··· Data

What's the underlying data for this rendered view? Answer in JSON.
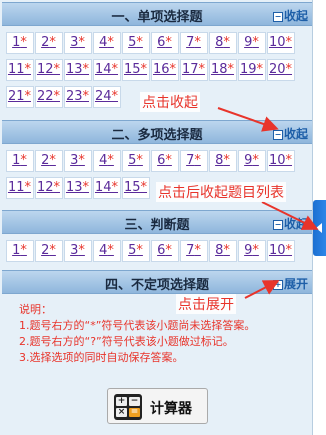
{
  "sections": [
    {
      "title": "一、单项选择题",
      "toggle": "收起",
      "toggle_sign": "−",
      "questions": [
        "1",
        "2",
        "3",
        "4",
        "5",
        "6",
        "7",
        "8",
        "9",
        "10",
        "11",
        "12",
        "13",
        "14",
        "15",
        "16",
        "17",
        "18",
        "19",
        "20",
        "21",
        "22",
        "23",
        "24"
      ]
    },
    {
      "title": "二、多项选择题",
      "toggle": "收起",
      "toggle_sign": "−",
      "questions": [
        "1",
        "2",
        "3",
        "4",
        "5",
        "6",
        "7",
        "8",
        "9",
        "10",
        "11",
        "12",
        "13",
        "14",
        "15"
      ]
    },
    {
      "title": "三、判断题",
      "toggle": "收起",
      "toggle_sign": "−",
      "questions": [
        "1",
        "2",
        "3",
        "4",
        "5",
        "6",
        "7",
        "8",
        "9",
        "10"
      ]
    },
    {
      "title": "四、不定项选择题",
      "toggle": "展开",
      "toggle_sign": "+"
    }
  ],
  "unanswered_mark": "*",
  "annotations": {
    "collapse": "点击收起",
    "list_after_collapse": "点击后收起题目列表",
    "expand": "点击展开"
  },
  "description": {
    "heading": "说明：",
    "lines": [
      "1.题号右方的“*”符号代表该小题尚未选择答案。",
      "2.题号右方的“?”符号代表该小题做过标记。",
      "3.选择选项的同时自动保存答案。"
    ]
  },
  "calculator": {
    "label": "计算器"
  },
  "colors": {
    "accent_red": "#e8342b",
    "link_purple": "#5a2a9a",
    "header_blue": "#8fb6dc",
    "tab_blue": "#1b6fd1"
  }
}
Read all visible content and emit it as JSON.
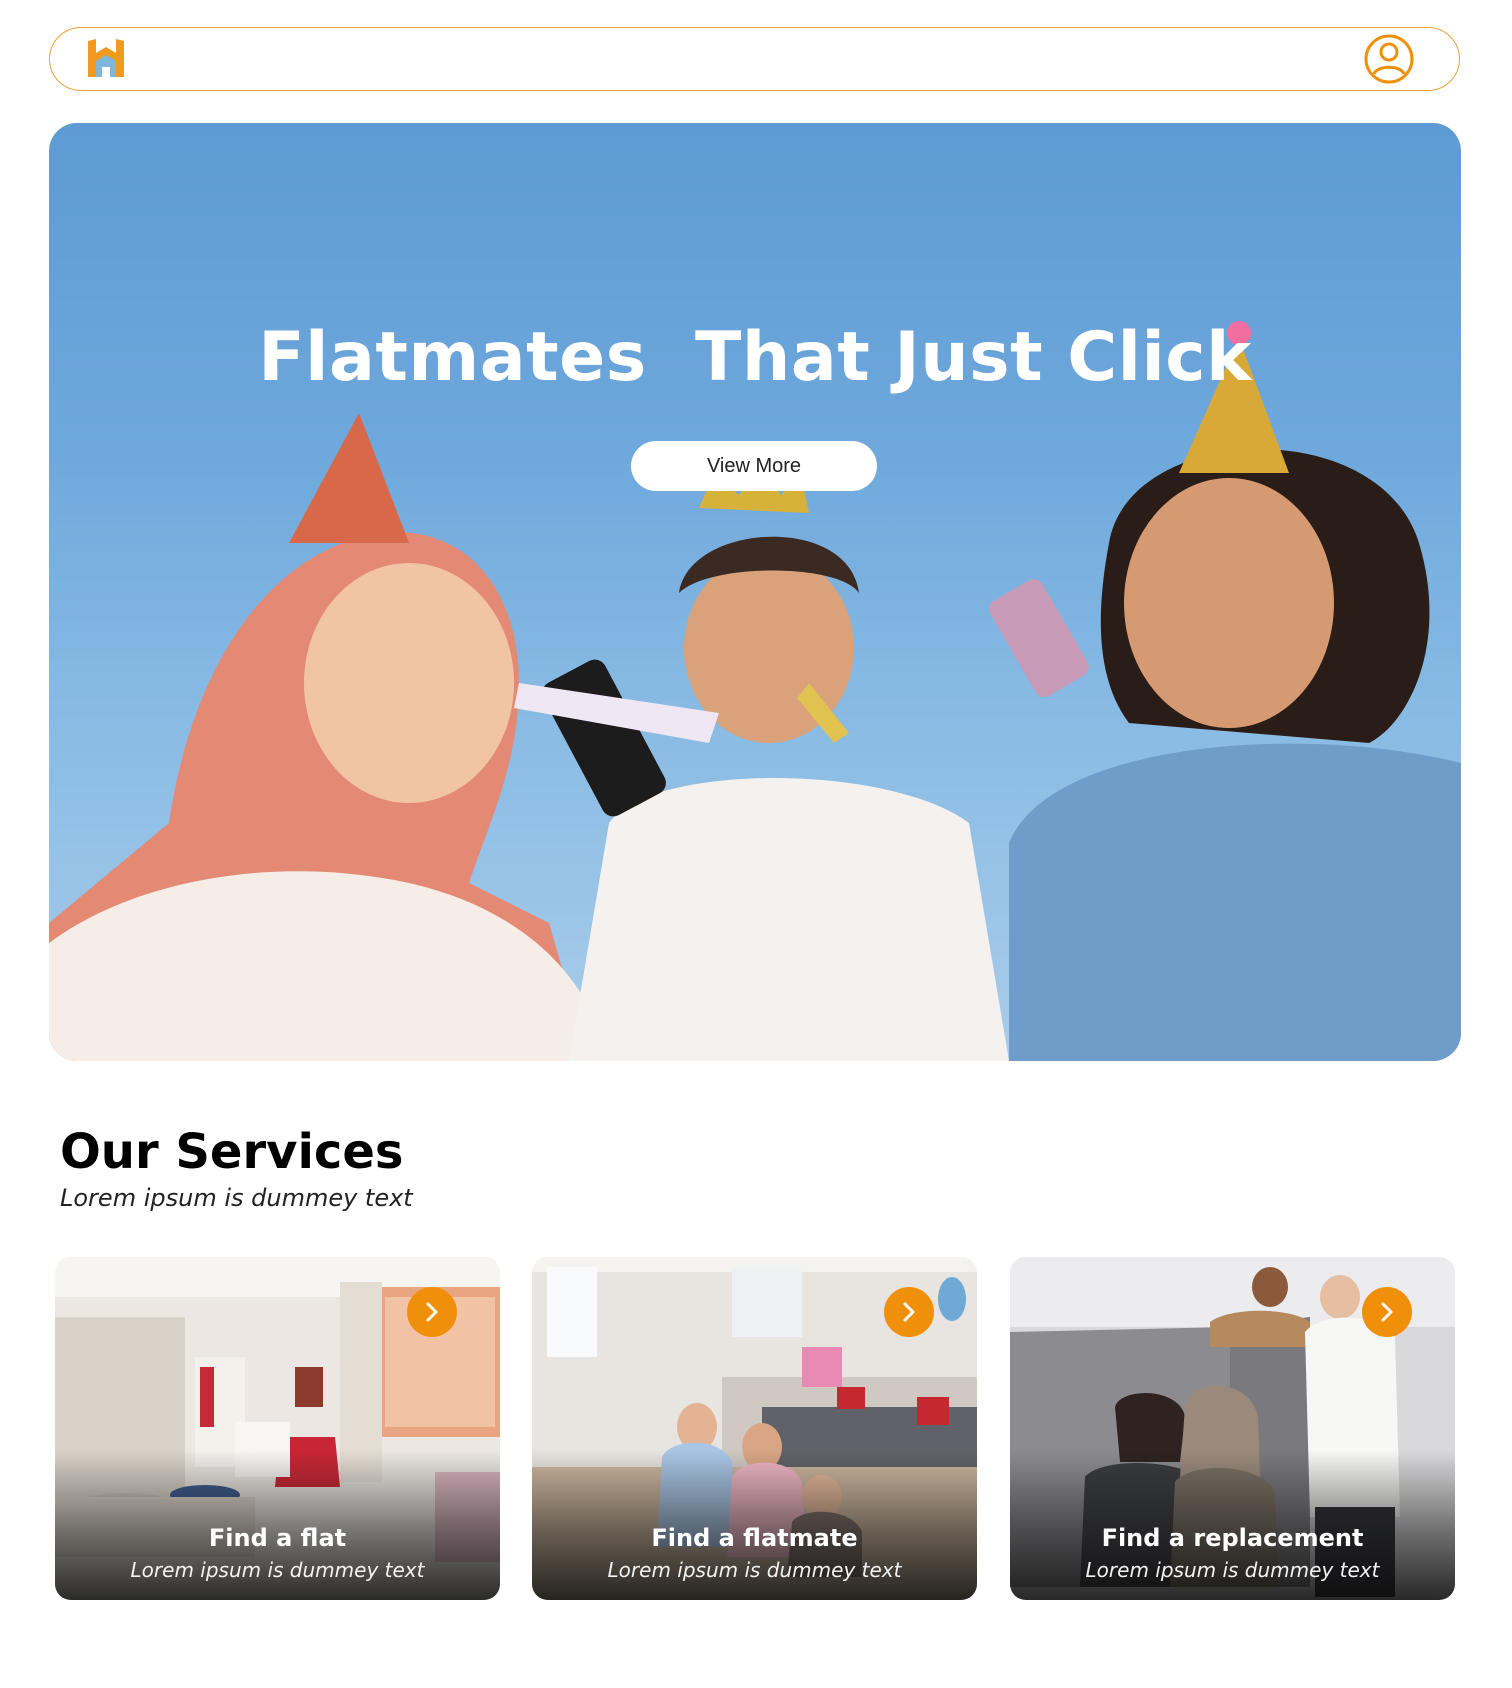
{
  "colors": {
    "accent": "#f0900a",
    "navbar_border": "#e9a13a",
    "logo_orange": "#f29a1f",
    "logo_blue": "#7fb6de"
  },
  "navbar": {
    "logo_icon": "house-h-logo-icon",
    "user_icon": "user-circle-icon"
  },
  "hero": {
    "title": "Flatmates  That Just Click",
    "button_label": "View More"
  },
  "services": {
    "heading": "Our Services",
    "subheading": "Lorem ipsum is dummey text",
    "cards": [
      {
        "title": "Find a flat",
        "subtitle": "Lorem ipsum is dummey text",
        "icon": "chevron-right-icon"
      },
      {
        "title": "Find a flatmate",
        "subtitle": "Lorem ipsum is dummey text",
        "icon": "chevron-right-icon"
      },
      {
        "title": "Find a replacement",
        "subtitle": "Lorem ipsum is dummey text",
        "icon": "chevron-right-icon"
      }
    ]
  }
}
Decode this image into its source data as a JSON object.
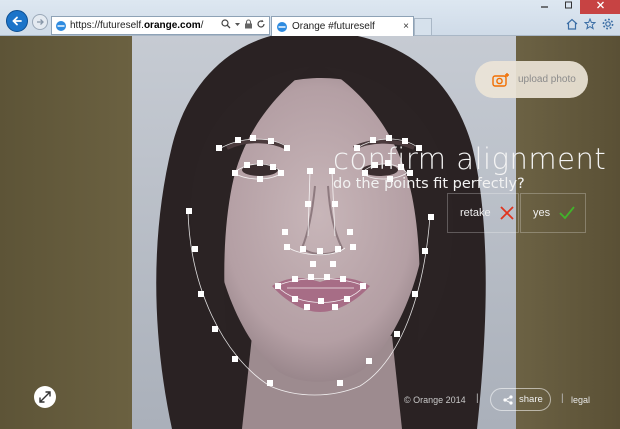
{
  "browser": {
    "url_prefix": "https://futureself.",
    "url_domain": "orange.com",
    "url_suffix": "/",
    "tab_title": "Orange #futureself",
    "tab_close": "×"
  },
  "page": {
    "title": "confirm alignment",
    "subtitle": "do the points fit perfectly?",
    "retake_label": "retake",
    "yes_label": "yes",
    "upload_label": "upload photo",
    "copyright": "© Orange 2014",
    "separator": "|",
    "share_label": "share",
    "legal_label": "legal",
    "colors": {
      "accent": "#f16e00",
      "retake": "#e0341e",
      "yes": "#41b32a"
    }
  }
}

······

- _What you will do_
Omit every picture, then repeat the remaining data exactly as it appears above.

- _Exercise response_
What's the underlying data for this rendered view? Answer in JSON.
{
  "sections": [
    {
      "title": "一、单项选择题",
      "toggle": "收起",
      "toggle_sign": "−",
      "questions": [
        "1",
        "2",
        "3",
        "4",
        "5",
        "6",
        "7",
        "8",
        "9",
        "10",
        "11",
        "12",
        "13",
        "14",
        "15",
        "16",
        "17",
        "18",
        "19",
        "20",
        "21",
        "22",
        "23",
        "24"
      ]
    },
    {
      "title": "二、多项选择题",
      "toggle": "收起",
      "toggle_sign": "−",
      "questions": [
        "1",
        "2",
        "3",
        "4",
        "5",
        "6",
        "7",
        "8",
        "9",
        "10",
        "11",
        "12",
        "13",
        "14",
        "15"
      ]
    },
    {
      "title": "三、判断题",
      "toggle": "收起",
      "toggle_sign": "−",
      "questions": [
        "1",
        "2",
        "3",
        "4",
        "5",
        "6",
        "7",
        "8",
        "9",
        "10"
      ]
    },
    {
      "title": "四、不定项选择题",
      "toggle": "展开",
      "toggle_sign": "+"
    }
  ],
  "unanswered_mark": "*",
  "annotations": {
    "collapse": "点击收起",
    "list_after_collapse": "点击后收起题目列表",
    "expand": "点击展开"
  },
  "description": {
    "heading": "说明：",
    "lines": [
      "1.题号右方的“*”符号代表该小题尚未选择答案。",
      "2.题号右方的“?”符号代表该小题做过标记。",
      "3.选择选项的同时自动保存答案。"
    ]
  },
  "calculator": {
    "label": "计算器"
  },
  "colors": {
    "accent_red": "#e8342b",
    "link_purple": "#5a2a9a",
    "header_blue": "#8fb6dc",
    "tab_blue": "#1b6fd1"
  }
}
Read all visible content and emit it as JSON.
{
  "colors": {
    "accent": "#f0900a",
    "navbar_border": "#e9a13a",
    "logo_orange": "#f29a1f",
    "logo_blue": "#7fb6de"
  },
  "navbar": {
    "logo_icon": "house-h-logo-icon",
    "user_icon": "user-circle-icon"
  },
  "hero": {
    "title": "Flatmates  That Just Click",
    "button_label": "View More"
  },
  "services": {
    "heading": "Our Services",
    "subheading": "Lorem ipsum is dummey text",
    "cards": [
      {
        "title": "Find a flat",
        "subtitle": "Lorem ipsum is dummey text",
        "icon": "chevron-right-icon"
      },
      {
        "title": "Find a flatmate",
        "subtitle": "Lorem ipsum is dummey text",
        "icon": "chevron-right-icon"
      },
      {
        "title": "Find a replacement",
        "subtitle": "Lorem ipsum is dummey text",
        "icon": "chevron-right-icon"
      }
    ]
  }
}
Decode this image into its source data as a JSON object.
{
  "browser": {
    "url_prefix": "https://futureself.",
    "url_domain": "orange.com",
    "url_suffix": "/",
    "tab_title": "Orange #futureself",
    "tab_close": "×"
  },
  "page": {
    "title": "confirm alignment",
    "subtitle": "do the points fit perfectly?",
    "retake_label": "retake",
    "yes_label": "yes",
    "upload_label": "upload photo",
    "copyright": "© Orange 2014",
    "separator": "|",
    "share_label": "share",
    "legal_label": "legal",
    "colors": {
      "accent": "#f16e00",
      "retake": "#e0341e",
      "yes": "#41b32a"
    }
  }
}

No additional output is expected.